>> begin
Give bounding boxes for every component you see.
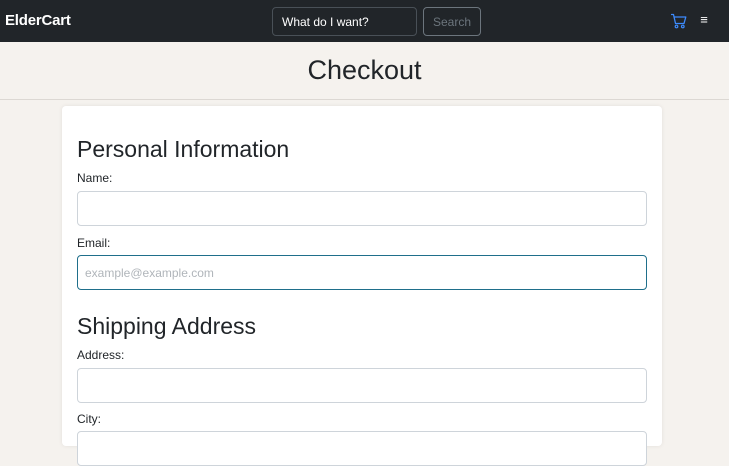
checkout-form-card: Personal Information Name: Email: Shippi… <box>62 106 662 466</box>
search-input[interactable] <box>272 7 417 36</box>
page-header: Checkout <box>0 42 729 100</box>
name-label: Name: <box>77 171 113 185</box>
top-navbar: ElderCart Search ≡ <box>0 0 729 42</box>
city-label: City: <box>77 412 101 426</box>
search-button[interactable]: Search <box>423 7 481 36</box>
page-title: Checkout <box>307 55 422 85</box>
brand-logo[interactable]: ElderCart <box>5 12 71 29</box>
cart-icon[interactable] <box>670 13 687 29</box>
address-field[interactable] <box>77 368 647 403</box>
menu-icon[interactable]: ≡ <box>698 12 710 28</box>
email-label: Email: <box>77 236 111 250</box>
email-field[interactable] <box>77 255 647 290</box>
address-label: Address: <box>77 348 125 362</box>
shipping-address-heading: Shipping Address <box>77 313 257 339</box>
personal-information-heading: Personal Information <box>77 136 290 162</box>
name-field[interactable] <box>77 191 647 226</box>
city-field[interactable] <box>77 431 647 466</box>
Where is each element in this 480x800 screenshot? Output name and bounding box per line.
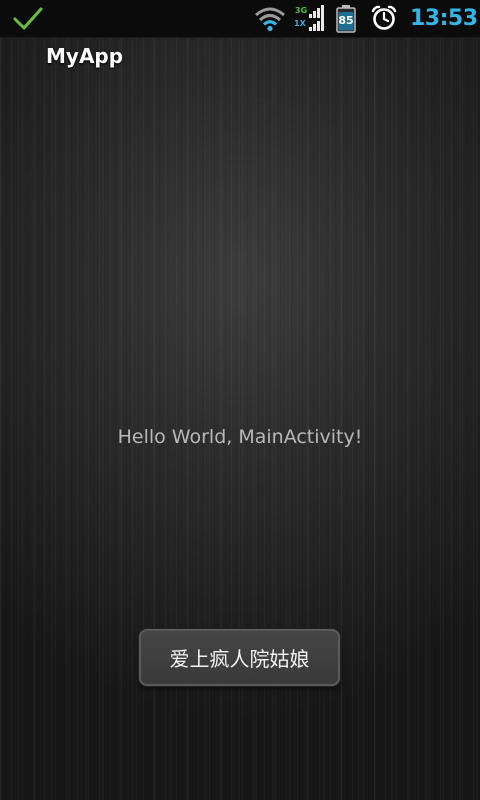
wifi-icon: [255, 7, 285, 32]
signal-indicator: 3G 1X: [292, 5, 324, 33]
app-title: MyApp: [46, 44, 124, 68]
toast-message: 爱上疯人院姑娘: [139, 629, 340, 686]
alarm-clock-icon: [371, 5, 397, 30]
status-bar[interactable]: 3G 1X 85 13:53: [0, 0, 480, 38]
hello-message: Hello World, MainActivity!: [117, 426, 363, 448]
check-icon: [13, 7, 43, 30]
signal-icon: [309, 5, 324, 31]
battery-level: 85: [338, 14, 354, 27]
app-title-bar: MyApp: [0, 38, 480, 78]
app-screen: 3G 1X 85 13:53 MyApp Hello World, MainAc…: [0, 0, 480, 800]
status-clock: 13:53: [410, 6, 478, 31]
battery-icon: 85: [335, 5, 357, 33]
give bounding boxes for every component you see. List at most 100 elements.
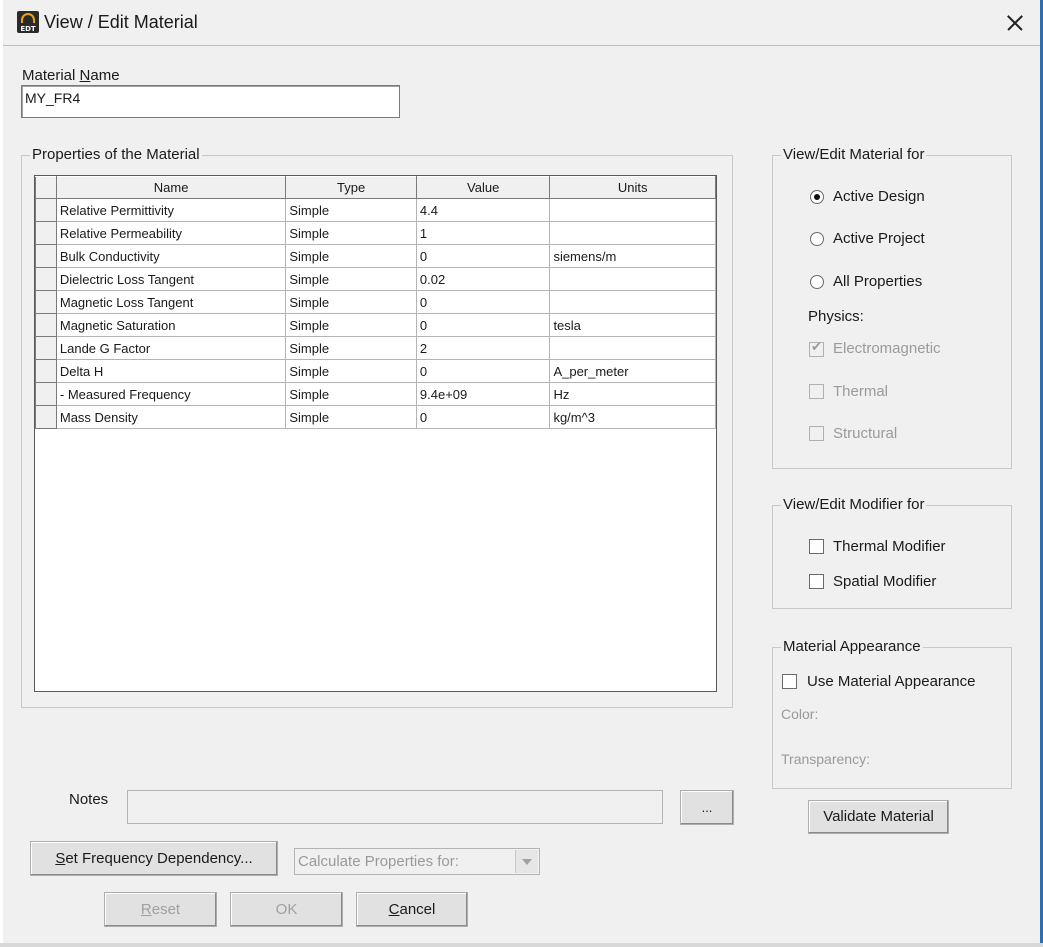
property-name-cell[interactable]: - Measured Frequency (55, 382, 287, 406)
property-units-cell[interactable]: siemens/m (549, 244, 716, 268)
appearance-group-title: Material Appearance (781, 638, 923, 655)
checkbox-thermal[interactable] (809, 384, 824, 399)
property-units-cell[interactable] (549, 221, 716, 245)
property-value-cell[interactable]: 0 (415, 405, 551, 429)
color-label: Color: (781, 706, 819, 722)
set-frequency-dependency-button[interactable]: Set Frequency Dependency... (30, 841, 278, 876)
row-header[interactable] (35, 313, 57, 337)
property-name-cell[interactable]: Magnetic Loss Tangent (55, 290, 287, 314)
row-header[interactable] (35, 221, 57, 245)
row-header[interactable] (35, 198, 57, 222)
property-units-cell[interactable]: A_per_meter (549, 359, 716, 383)
row-header[interactable] (35, 405, 57, 429)
property-name-cell[interactable]: Lande G Factor (55, 336, 287, 360)
notes-input[interactable] (127, 790, 663, 824)
column-header-name[interactable]: Name (55, 176, 287, 199)
table-row[interactable]: Relative Permittivity Simple 4.4 (35, 198, 716, 222)
property-type-cell[interactable]: Simple (285, 382, 417, 406)
property-name-cell[interactable]: Bulk Conductivity (55, 244, 287, 268)
checkbox-spatial-modifier-label[interactable]: Spatial Modifier (833, 573, 936, 590)
property-name-cell[interactable]: Delta H (55, 359, 287, 383)
cancel-button[interactable]: Cancel (356, 892, 468, 927)
radio-all-properties-label[interactable]: All Properties (833, 273, 922, 290)
row-header[interactable] (35, 290, 57, 314)
checkbox-thermal-label[interactable]: Thermal (833, 383, 888, 400)
property-name-cell[interactable]: Mass Density (55, 405, 287, 429)
radio-active-project[interactable] (810, 232, 824, 246)
property-units-cell[interactable]: Hz (549, 382, 716, 406)
property-type-cell[interactable]: Simple (285, 313, 417, 337)
property-name-cell[interactable]: Relative Permittivity (55, 198, 287, 222)
property-value-cell[interactable]: 4.4 (415, 198, 551, 222)
property-type-cell[interactable]: Simple (285, 290, 417, 314)
property-value-cell[interactable]: 0 (415, 313, 551, 337)
property-type-cell[interactable]: Simple (285, 359, 417, 383)
checkbox-thermal-modifier[interactable] (809, 539, 824, 554)
property-units-cell[interactable] (549, 336, 716, 360)
checkbox-electromagnetic[interactable] (809, 340, 824, 357)
table-row[interactable]: Lande G Factor Simple 2 (35, 336, 716, 360)
row-header[interactable] (35, 267, 57, 291)
checkbox-thermal-modifier-label[interactable]: Thermal Modifier (833, 538, 946, 555)
property-name-cell[interactable]: Magnetic Saturation (55, 313, 287, 337)
property-units-cell[interactable] (549, 290, 716, 314)
ok-button[interactable]: OK (230, 892, 343, 927)
table-row[interactable]: Relative Permeability Simple 1 (35, 221, 716, 245)
property-value-cell[interactable]: 0 (415, 290, 551, 314)
property-value-cell[interactable]: 2 (415, 336, 551, 360)
material-name-input[interactable]: MY_FR4 (21, 85, 400, 118)
checkbox-spatial-modifier[interactable] (809, 574, 824, 589)
validate-material-button[interactable]: Validate Material (808, 800, 949, 834)
property-type-cell[interactable]: Simple (285, 336, 417, 360)
table-row[interactable]: Magnetic Saturation Simple 0 tesla (35, 313, 716, 337)
checkbox-electromagnetic-label[interactable]: Electromagnetic (833, 340, 941, 357)
reset-button[interactable]: Reset (104, 892, 217, 927)
calculate-properties-select[interactable]: Calculate Properties for: (294, 848, 540, 875)
property-units-cell[interactable]: kg/m^3 (549, 405, 716, 429)
row-header[interactable] (35, 382, 57, 406)
app-logo-icon: EDT (17, 11, 39, 33)
checkbox-use-appearance[interactable] (782, 674, 797, 689)
property-units-cell[interactable] (549, 198, 716, 222)
column-header-type[interactable]: Type (285, 176, 417, 199)
radio-active-design[interactable] (810, 190, 824, 204)
radio-all-properties[interactable] (810, 275, 824, 289)
close-icon[interactable] (1001, 10, 1031, 36)
table-row[interactable]: Magnetic Loss Tangent Simple 0 (35, 290, 716, 314)
window-left-edge (0, 0, 3, 947)
table-row[interactable]: Delta H Simple 0 A_per_meter (35, 359, 716, 383)
row-header[interactable] (35, 244, 57, 268)
property-value-cell[interactable]: 0 (415, 359, 551, 383)
radio-active-project-label[interactable]: Active Project (833, 230, 925, 247)
window-bottom-edge (0, 943, 1043, 947)
property-name-cell[interactable]: Dielectric Loss Tangent (55, 267, 287, 291)
notes-browse-button[interactable]: ... (680, 790, 734, 825)
property-type-cell[interactable]: Simple (285, 267, 417, 291)
table-row[interactable]: - Measured Frequency Simple 9.4e+09 Hz (35, 382, 716, 406)
chevron-down-icon[interactable] (515, 850, 538, 873)
table-row[interactable]: Bulk Conductivity Simple 0 siemens/m (35, 244, 716, 268)
radio-active-design-label[interactable]: Active Design (833, 188, 925, 205)
column-header-units[interactable]: Units (549, 176, 716, 199)
table-row[interactable]: Dielectric Loss Tangent Simple 0.02 (35, 267, 716, 291)
properties-grid[interactable]: Name Type Value Units Relative Permittiv… (34, 175, 717, 692)
title-bar[interactable]: EDT View / Edit Material (3, 0, 1040, 46)
checkbox-use-appearance-label[interactable]: Use Material Appearance (807, 673, 975, 690)
checkbox-structural-label[interactable]: Structural (833, 425, 897, 442)
property-units-cell[interactable] (549, 267, 716, 291)
column-header-value[interactable]: Value (415, 176, 551, 199)
property-value-cell[interactable]: 0.02 (415, 267, 551, 291)
property-value-cell[interactable]: 0 (415, 244, 551, 268)
property-type-cell[interactable]: Simple (285, 221, 417, 245)
property-type-cell[interactable]: Simple (285, 198, 417, 222)
table-row[interactable]: Mass Density Simple 0 kg/m^3 (35, 405, 716, 429)
row-header[interactable] (35, 336, 57, 360)
property-value-cell[interactable]: 9.4e+09 (415, 382, 551, 406)
property-type-cell[interactable]: Simple (285, 244, 417, 268)
property-units-cell[interactable]: tesla (549, 313, 716, 337)
property-type-cell[interactable]: Simple (285, 405, 417, 429)
row-header[interactable] (35, 359, 57, 383)
property-name-cell[interactable]: Relative Permeability (55, 221, 287, 245)
property-value-cell[interactable]: 1 (415, 221, 551, 245)
checkbox-structural[interactable] (809, 426, 824, 441)
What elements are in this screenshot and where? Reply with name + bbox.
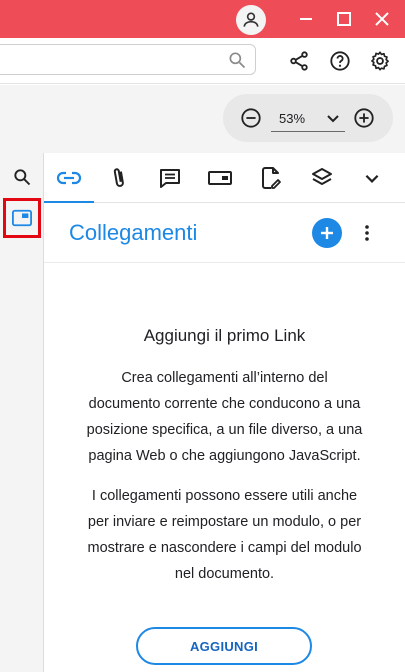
>> end
Problem statement →
Copy these lines word for word, starting at the line that contains "property-name-cell[interactable]: - Measured" and ending after the line that contains "color-label: Color: (781, 706, 819, 722)".

Answer to this task →
property-name-cell[interactable]: - Measured Frequency (55, 382, 287, 406)
property-units-cell[interactable]: siemens/m (549, 244, 716, 268)
appearance-group-title: Material Appearance (781, 638, 923, 655)
checkbox-thermal[interactable] (809, 384, 824, 399)
property-units-cell[interactable] (549, 221, 716, 245)
property-value-cell[interactable]: 0 (415, 405, 551, 429)
color-label: Color: (781, 706, 819, 722)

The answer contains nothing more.